(Stored entries)
»»

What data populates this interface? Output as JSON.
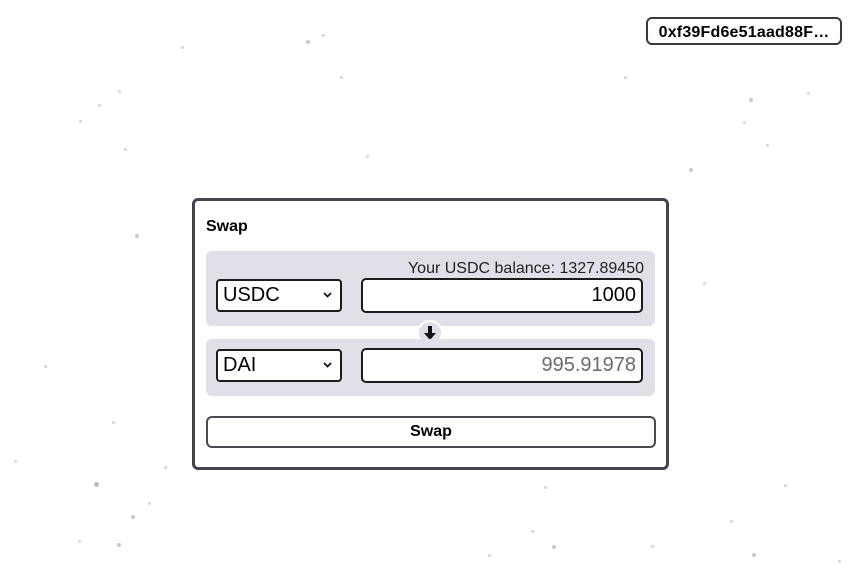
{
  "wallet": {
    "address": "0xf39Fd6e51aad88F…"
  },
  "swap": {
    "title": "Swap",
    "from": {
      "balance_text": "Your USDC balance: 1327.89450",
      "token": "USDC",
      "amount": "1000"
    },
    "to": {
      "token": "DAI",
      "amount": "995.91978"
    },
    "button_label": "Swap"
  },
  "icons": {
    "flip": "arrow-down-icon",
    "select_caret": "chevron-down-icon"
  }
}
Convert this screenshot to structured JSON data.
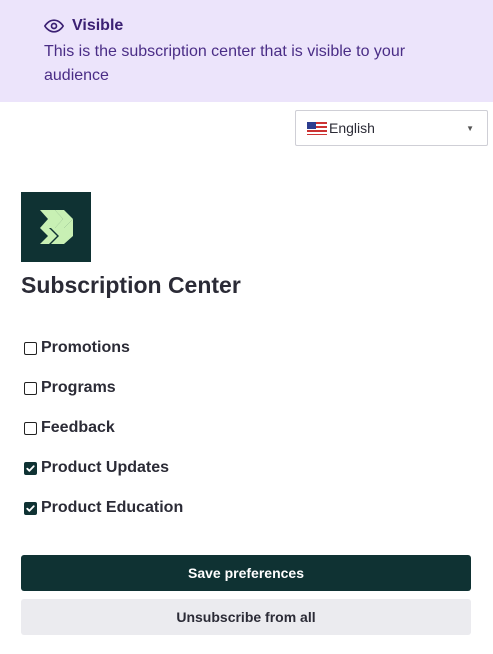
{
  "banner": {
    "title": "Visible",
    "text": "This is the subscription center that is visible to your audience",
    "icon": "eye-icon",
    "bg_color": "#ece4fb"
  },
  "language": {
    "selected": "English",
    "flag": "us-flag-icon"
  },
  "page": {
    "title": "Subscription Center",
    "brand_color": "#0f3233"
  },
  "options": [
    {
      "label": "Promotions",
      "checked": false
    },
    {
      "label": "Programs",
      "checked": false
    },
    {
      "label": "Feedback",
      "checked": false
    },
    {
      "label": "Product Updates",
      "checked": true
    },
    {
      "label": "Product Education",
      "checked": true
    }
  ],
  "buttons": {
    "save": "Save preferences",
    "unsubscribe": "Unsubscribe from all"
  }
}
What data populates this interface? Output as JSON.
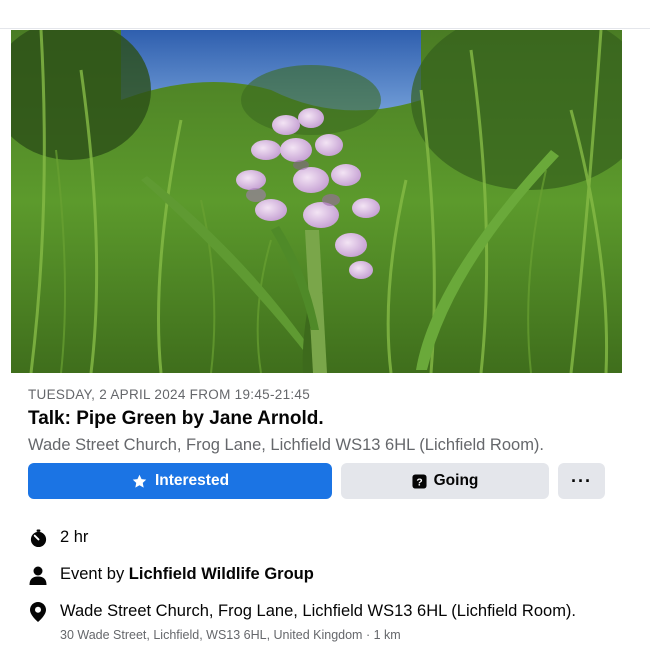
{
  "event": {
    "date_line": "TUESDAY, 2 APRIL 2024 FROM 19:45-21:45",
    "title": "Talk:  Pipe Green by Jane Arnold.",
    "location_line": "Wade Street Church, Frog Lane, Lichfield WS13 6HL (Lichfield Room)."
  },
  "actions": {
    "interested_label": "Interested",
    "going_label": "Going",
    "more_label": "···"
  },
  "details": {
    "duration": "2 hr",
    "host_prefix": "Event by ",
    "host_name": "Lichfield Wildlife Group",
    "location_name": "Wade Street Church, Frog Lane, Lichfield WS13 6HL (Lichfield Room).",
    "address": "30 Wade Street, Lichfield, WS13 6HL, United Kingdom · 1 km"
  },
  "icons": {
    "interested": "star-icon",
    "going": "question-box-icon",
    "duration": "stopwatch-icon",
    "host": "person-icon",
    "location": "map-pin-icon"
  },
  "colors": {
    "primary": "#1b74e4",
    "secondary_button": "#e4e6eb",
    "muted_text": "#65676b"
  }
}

««

• What the task asks: Leave out the pictures and copy everything else in the records word for word.

• Task answer:
What data populates this interface? Output as JSON.
{
  "wallet": {
    "address": "0xf39Fd6e51aad88F…"
  },
  "swap": {
    "title": "Swap",
    "from": {
      "balance_text": "Your USDC balance: 1327.89450",
      "token": "USDC",
      "amount": "1000"
    },
    "to": {
      "token": "DAI",
      "amount": "995.91978"
    },
    "button_label": "Swap"
  },
  "icons": {
    "flip": "arrow-down-icon",
    "select_caret": "chevron-down-icon"
  }
}
Convert this screenshot to structured JSON data.
{
  "banner": {
    "title": "Visible",
    "text": "This is the subscription center that is visible to your audience",
    "icon": "eye-icon",
    "bg_color": "#ece4fb"
  },
  "language": {
    "selected": "English",
    "flag": "us-flag-icon"
  },
  "page": {
    "title": "Subscription Center",
    "brand_color": "#0f3233"
  },
  "options": [
    {
      "label": "Promotions",
      "checked": false
    },
    {
      "label": "Programs",
      "checked": false
    },
    {
      "label": "Feedback",
      "checked": false
    },
    {
      "label": "Product Updates",
      "checked": true
    },
    {
      "label": "Product Education",
      "checked": true
    }
  ],
  "buttons": {
    "save": "Save preferences",
    "unsubscribe": "Unsubscribe from all"
  }
}
What data populates this interface? Output as JSON.
{
  "event": {
    "date_line": "TUESDAY, 2 APRIL 2024 FROM 19:45-21:45",
    "title": "Talk:  Pipe Green by Jane Arnold.",
    "location_line": "Wade Street Church, Frog Lane, Lichfield WS13 6HL (Lichfield Room)."
  },
  "actions": {
    "interested_label": "Interested",
    "going_label": "Going",
    "more_label": "···"
  },
  "details": {
    "duration": "2 hr",
    "host_prefix": "Event by ",
    "host_name": "Lichfield Wildlife Group",
    "location_name": "Wade Street Church, Frog Lane, Lichfield WS13 6HL (Lichfield Room).",
    "address": "30 Wade Street, Lichfield, WS13 6HL, United Kingdom · 1 km"
  },
  "icons": {
    "interested": "star-icon",
    "going": "question-box-icon",
    "duration": "stopwatch-icon",
    "host": "person-icon",
    "location": "map-pin-icon"
  },
  "colors": {
    "primary": "#1b74e4",
    "secondary_button": "#e4e6eb",
    "muted_text": "#65676b"
  }
}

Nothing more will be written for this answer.